-- start of EXTRACTED DATA --
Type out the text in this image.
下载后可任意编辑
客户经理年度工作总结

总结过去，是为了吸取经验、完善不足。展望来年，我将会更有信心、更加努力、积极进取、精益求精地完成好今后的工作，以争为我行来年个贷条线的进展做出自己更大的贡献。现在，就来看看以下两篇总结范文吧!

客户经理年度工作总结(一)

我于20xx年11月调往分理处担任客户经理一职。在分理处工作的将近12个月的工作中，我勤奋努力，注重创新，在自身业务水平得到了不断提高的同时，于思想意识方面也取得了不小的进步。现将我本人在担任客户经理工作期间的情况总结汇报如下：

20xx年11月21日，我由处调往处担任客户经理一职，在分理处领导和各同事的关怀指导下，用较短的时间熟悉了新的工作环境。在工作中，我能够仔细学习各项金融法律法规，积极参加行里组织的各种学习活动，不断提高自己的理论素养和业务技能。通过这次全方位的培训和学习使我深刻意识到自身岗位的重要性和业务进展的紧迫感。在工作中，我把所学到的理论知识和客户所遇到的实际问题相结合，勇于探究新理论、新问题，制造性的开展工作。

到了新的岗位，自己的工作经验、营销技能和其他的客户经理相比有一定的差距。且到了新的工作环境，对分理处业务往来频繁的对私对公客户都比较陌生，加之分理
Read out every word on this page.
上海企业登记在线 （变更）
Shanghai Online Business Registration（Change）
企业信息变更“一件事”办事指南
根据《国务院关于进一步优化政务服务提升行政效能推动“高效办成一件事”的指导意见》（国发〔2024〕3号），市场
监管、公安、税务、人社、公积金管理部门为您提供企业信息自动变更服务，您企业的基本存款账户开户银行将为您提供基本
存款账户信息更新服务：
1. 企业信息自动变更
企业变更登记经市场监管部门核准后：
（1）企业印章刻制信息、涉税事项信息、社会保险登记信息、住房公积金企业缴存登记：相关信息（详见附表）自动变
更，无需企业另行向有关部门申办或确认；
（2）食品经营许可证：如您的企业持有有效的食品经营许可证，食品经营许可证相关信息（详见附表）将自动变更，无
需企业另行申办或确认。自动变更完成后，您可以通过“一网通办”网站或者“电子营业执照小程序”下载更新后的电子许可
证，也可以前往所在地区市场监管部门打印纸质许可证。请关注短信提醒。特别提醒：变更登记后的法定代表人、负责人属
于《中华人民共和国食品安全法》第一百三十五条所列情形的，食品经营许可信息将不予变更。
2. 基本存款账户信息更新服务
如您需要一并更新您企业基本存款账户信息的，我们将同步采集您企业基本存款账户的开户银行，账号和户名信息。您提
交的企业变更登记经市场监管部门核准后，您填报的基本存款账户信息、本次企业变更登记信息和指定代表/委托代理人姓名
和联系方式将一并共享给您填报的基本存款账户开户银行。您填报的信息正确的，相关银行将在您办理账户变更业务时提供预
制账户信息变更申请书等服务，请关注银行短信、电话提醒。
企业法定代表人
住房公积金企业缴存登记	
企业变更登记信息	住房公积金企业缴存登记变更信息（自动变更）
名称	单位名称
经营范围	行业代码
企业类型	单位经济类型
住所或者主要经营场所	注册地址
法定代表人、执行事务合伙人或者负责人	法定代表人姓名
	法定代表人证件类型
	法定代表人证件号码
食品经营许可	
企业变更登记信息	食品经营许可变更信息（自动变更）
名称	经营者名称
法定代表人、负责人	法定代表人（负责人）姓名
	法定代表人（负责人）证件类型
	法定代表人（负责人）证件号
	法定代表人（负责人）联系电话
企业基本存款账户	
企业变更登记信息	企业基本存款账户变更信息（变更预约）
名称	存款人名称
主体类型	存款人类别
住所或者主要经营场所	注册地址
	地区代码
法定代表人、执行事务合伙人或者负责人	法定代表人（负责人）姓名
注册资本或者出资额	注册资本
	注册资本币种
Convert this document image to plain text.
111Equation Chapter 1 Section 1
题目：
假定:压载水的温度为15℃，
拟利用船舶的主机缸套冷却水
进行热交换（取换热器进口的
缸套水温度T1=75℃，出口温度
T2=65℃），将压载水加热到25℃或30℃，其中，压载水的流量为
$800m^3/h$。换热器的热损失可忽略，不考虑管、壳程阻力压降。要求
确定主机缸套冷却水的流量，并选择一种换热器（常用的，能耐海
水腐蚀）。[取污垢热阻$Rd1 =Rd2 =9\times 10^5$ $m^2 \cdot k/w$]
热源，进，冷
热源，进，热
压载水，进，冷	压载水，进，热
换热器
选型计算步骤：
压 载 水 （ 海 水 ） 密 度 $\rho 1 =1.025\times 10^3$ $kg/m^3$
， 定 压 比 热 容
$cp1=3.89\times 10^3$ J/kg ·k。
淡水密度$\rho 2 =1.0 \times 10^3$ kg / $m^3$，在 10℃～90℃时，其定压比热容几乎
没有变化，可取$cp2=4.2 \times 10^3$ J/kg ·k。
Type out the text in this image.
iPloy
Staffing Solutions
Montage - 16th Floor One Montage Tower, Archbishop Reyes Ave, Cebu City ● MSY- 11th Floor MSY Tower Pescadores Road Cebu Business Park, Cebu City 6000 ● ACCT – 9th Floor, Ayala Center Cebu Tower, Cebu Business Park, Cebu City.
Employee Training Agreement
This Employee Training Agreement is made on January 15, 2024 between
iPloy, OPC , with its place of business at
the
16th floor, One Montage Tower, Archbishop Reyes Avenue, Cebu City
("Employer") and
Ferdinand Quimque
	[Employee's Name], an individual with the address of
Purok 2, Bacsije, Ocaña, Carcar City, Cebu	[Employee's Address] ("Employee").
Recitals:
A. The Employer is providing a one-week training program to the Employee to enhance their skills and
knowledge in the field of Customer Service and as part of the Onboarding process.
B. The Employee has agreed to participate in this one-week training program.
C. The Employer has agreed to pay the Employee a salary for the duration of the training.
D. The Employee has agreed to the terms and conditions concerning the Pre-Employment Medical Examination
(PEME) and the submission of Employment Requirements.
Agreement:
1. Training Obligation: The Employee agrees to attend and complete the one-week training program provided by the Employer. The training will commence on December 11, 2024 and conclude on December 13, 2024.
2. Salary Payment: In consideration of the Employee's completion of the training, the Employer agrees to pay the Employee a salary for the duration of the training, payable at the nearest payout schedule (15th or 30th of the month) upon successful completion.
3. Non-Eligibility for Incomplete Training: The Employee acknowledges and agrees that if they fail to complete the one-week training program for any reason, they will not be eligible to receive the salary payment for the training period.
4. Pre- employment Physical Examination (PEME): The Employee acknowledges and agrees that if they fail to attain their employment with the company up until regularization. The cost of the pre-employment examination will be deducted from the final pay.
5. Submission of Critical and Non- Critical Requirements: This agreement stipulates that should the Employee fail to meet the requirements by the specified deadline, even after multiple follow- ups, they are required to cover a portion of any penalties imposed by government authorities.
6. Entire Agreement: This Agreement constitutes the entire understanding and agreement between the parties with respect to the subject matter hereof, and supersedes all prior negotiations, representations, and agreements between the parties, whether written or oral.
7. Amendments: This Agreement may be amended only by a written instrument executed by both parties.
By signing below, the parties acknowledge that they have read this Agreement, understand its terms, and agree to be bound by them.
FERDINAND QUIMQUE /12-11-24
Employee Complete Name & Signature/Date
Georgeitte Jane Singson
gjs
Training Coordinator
-- end of EXTRACTED DATA --
Take the listing above and write it out again exactly.

◆ **SOLVED EXERCISE**:
Type out the text in this image.
下载后可任意编辑
客户经理年度工作总结

总结过去，是为了吸取经验、完善不足。展望来年，我将会更有信心、更加努力、积极进取、精益求精地完成好今后的工作，以争为我行来年个贷条线的进展做出自己更大的贡献。现在，就来看看以下两篇总结范文吧!

客户经理年度工作总结(一)

我于20xx年11月调往分理处担任客户经理一职。在分理处工作的将近12个月的工作中，我勤奋努力，注重创新，在自身业务水平得到了不断提高的同时，于思想意识方面也取得了不小的进步。现将我本人在担任客户经理工作期间的情况总结汇报如下：

20xx年11月21日，我由处调往处担任客户经理一职，在分理处领导和各同事的关怀指导下，用较短的时间熟悉了新的工作环境。在工作中，我能够仔细学习各项金融法律法规，积极参加行里组织的各种学习活动，不断提高自己的理论素养和业务技能。通过这次全方位的培训和学习使我深刻意识到自身岗位的重要性和业务进展的紧迫感。在工作中，我把所学到的理论知识和客户所遇到的实际问题相结合，勇于探究新理论、新问题，制造性的开展工作。

到了新的岗位，自己的工作经验、营销技能和其他的客户经理相比有一定的差距。且到了新的工作环境，对分理处业务往来频繁的对私对公客户都比较陌生，加之分理
Read out every word on this page.
上海企业登记在线 （变更）
Shanghai Online Business Registration（Change）
企业信息变更“一件事”办事指南
根据《国务院关于进一步优化政务服务提升行政效能推动“高效办成一件事”的指导意见》（国发〔2024〕3号），市场
监管、公安、税务、人社、公积金管理部门为您提供企业信息自动变更服务，您企业的基本存款账户开户银行将为您提供基本
存款账户信息更新服务：
1. 企业信息自动变更
企业变更登记经市场监管部门核准后：
（1）企业印章刻制信息、涉税事项信息、社会保险登记信息、住房公积金企业缴存登记：相关信息（详见附表）自动变
更，无需企业另行向有关部门申办或确认；
（2）食品经营许可证：如您的企业持有有效的食品经营许可证，食品经营许可证相关信息（详见附表）将自动变更，无
需企业另行申办或确认。自动变更完成后，您可以通过“一网通办”网站或者“电子营业执照小程序”下载更新后的电子许可
证，也可以前往所在地区市场监管部门打印纸质许可证。请关注短信提醒。特别提醒：变更登记后的法定代表人、负责人属
于《中华人民共和国食品安全法》第一百三十五条所列情形的，食品经营许可信息将不予变更。
2. 基本存款账户信息更新服务
如您需要一并更新您企业基本存款账户信息的，我们将同步采集您企业基本存款账户的开户银行，账号和户名信息。您提
交的企业变更登记经市场监管部门核准后，您填报的基本存款账户信息、本次企业变更登记信息和指定代表/委托代理人姓名
和联系方式将一并共享给您填报的基本存款账户开户银行。您填报的信息正确的，相关银行将在您办理账户变更业务时提供预
制账户信息变更申请书等服务，请关注银行短信、电话提醒。
企业法定代表人
住房公积金企业缴存登记	
企业变更登记信息	住房公积金企业缴存登记变更信息（自动变更）
名称	单位名称
经营范围	行业代码
企业类型	单位经济类型
住所或者主要经营场所	注册地址
法定代表人、执行事务合伙人或者负责人	法定代表人姓名
	法定代表人证件类型
	法定代表人证件号码
食品经营许可	
企业变更登记信息	食品经营许可变更信息（自动变更）
名称	经营者名称
法定代表人、负责人	法定代表人（负责人）姓名
	法定代表人（负责人）证件类型
	法定代表人（负责人）证件号
	法定代表人（负责人）联系电话
企业基本存款账户	
企业变更登记信息	企业基本存款账户变更信息（变更预约）
名称	存款人名称
主体类型	存款人类别
住所或者主要经营场所	注册地址
	地区代码
法定代表人、执行事务合伙人或者负责人	法定代表人（负责人）姓名
注册资本或者出资额	注册资本
	注册资本币种
Convert this document image to plain text.
111Equation Chapter 1 Section 1
题目：
假定:压载水的温度为15℃，
拟利用船舶的主机缸套冷却水
进行热交换（取换热器进口的
缸套水温度T1=75℃，出口温度
T2=65℃），将压载水加热到25℃或30℃，其中，压载水的流量为
$800m^3/h$。换热器的热损失可忽略，不考虑管、壳程阻力压降。要求
确定主机缸套冷却水的流量，并选择一种换热器（常用的，能耐海
水腐蚀）。[取污垢热阻$Rd1 =Rd2 =9\times 10^5$ $m^2 \cdot k/w$]
热源，进，冷
热源，进，热
压载水，进，冷	压载水，进，热
换热器
选型计算步骤：
压 载 水 （ 海 水 ） 密 度 $\rho 1 =1.025\times 10^3$ $kg/m^3$
， 定 压 比 热 容
$cp1=3.89\times 10^3$ J/kg ·k。
淡水密度$\rho 2 =1.0 \times 10^3$ kg / $m^3$，在 10℃～90℃时，其定压比热容几乎
没有变化，可取$cp2=4.2 \times 10^3$ J/kg ·k。
Type out the text in this image.
iPloy
Staffing Solutions
Montage - 16th Floor One Montage Tower, Archbishop Reyes Ave, Cebu City ● MSY- 11th Floor MSY Tower Pescadores Road Cebu Business Park, Cebu City 6000 ● ACCT – 9th Floor, Ayala Center Cebu Tower, Cebu Business Park, Cebu City.
Employee Training Agreement
This Employee Training Agreement is made on January 15, 2024 between
iPloy, OPC , with its place of business at
the
16th floor, One Montage Tower, Archbishop Reyes Avenue, Cebu City
("Employer") and
Ferdinand Quimque
	[Employee's Name], an individual with the address of
Purok 2, Bacsije, Ocaña, Carcar City, Cebu	[Employee's Address] ("Employee").
Recitals:
A. The Employer is providing a one-week training program to the Employee to enhance their skills and
knowledge in the field of Customer Service and as part of the Onboarding process.
B. The Employee has agreed to participate in this one-week training program.
C. The Employer has agreed to pay the Employee a salary for the duration of the training.
D. The Employee has agreed to the terms and conditions concerning the Pre-Employment Medical Examination
(PEME) and the submission of Employment Requirements.
Agreement:
1. Training Obligation: The Employee agrees to attend and complete the one-week training program provided by the Employer. The training will commence on December 11, 2024 and conclude on December 13, 2024.
2. Salary Payment: In consideration of the Employee's completion of the training, the Employer agrees to pay the Employee a salary for the duration of the training, payable at the nearest payout schedule (15th or 30th of the month) upon successful completion.
3. Non-Eligibility for Incomplete Training: The Employee acknowledges and agrees that if they fail to complete the one-week training program for any reason, they will not be eligible to receive the salary payment for the training period.
4. Pre- employment Physical Examination (PEME): The Employee acknowledges and agrees that if they fail to attain their employment with the company up until regularization. The cost of the pre-employment examination will be deducted from the final pay.
5. Submission of Critical and Non- Critical Requirements: This agreement stipulates that should the Employee fail to meet the requirements by the specified deadline, even after multiple follow- ups, they are required to cover a portion of any penalties imposed by government authorities.
6. Entire Agreement: This Agreement constitutes the entire understanding and agreement between the parties with respect to the subject matter hereof, and supersedes all prior negotiations, representations, and agreements between the parties, whether written or oral.
7. Amendments: This Agreement may be amended only by a written instrument executed by both parties.
By signing below, the parties acknowledge that they have read this Agreement, understand its terms, and agree to be bound by them.
FERDINAND QUIMQUE /12-11-24
Employee Complete Name & Signature/Date
Georgeitte Jane Singson
gjs
Training Coordinator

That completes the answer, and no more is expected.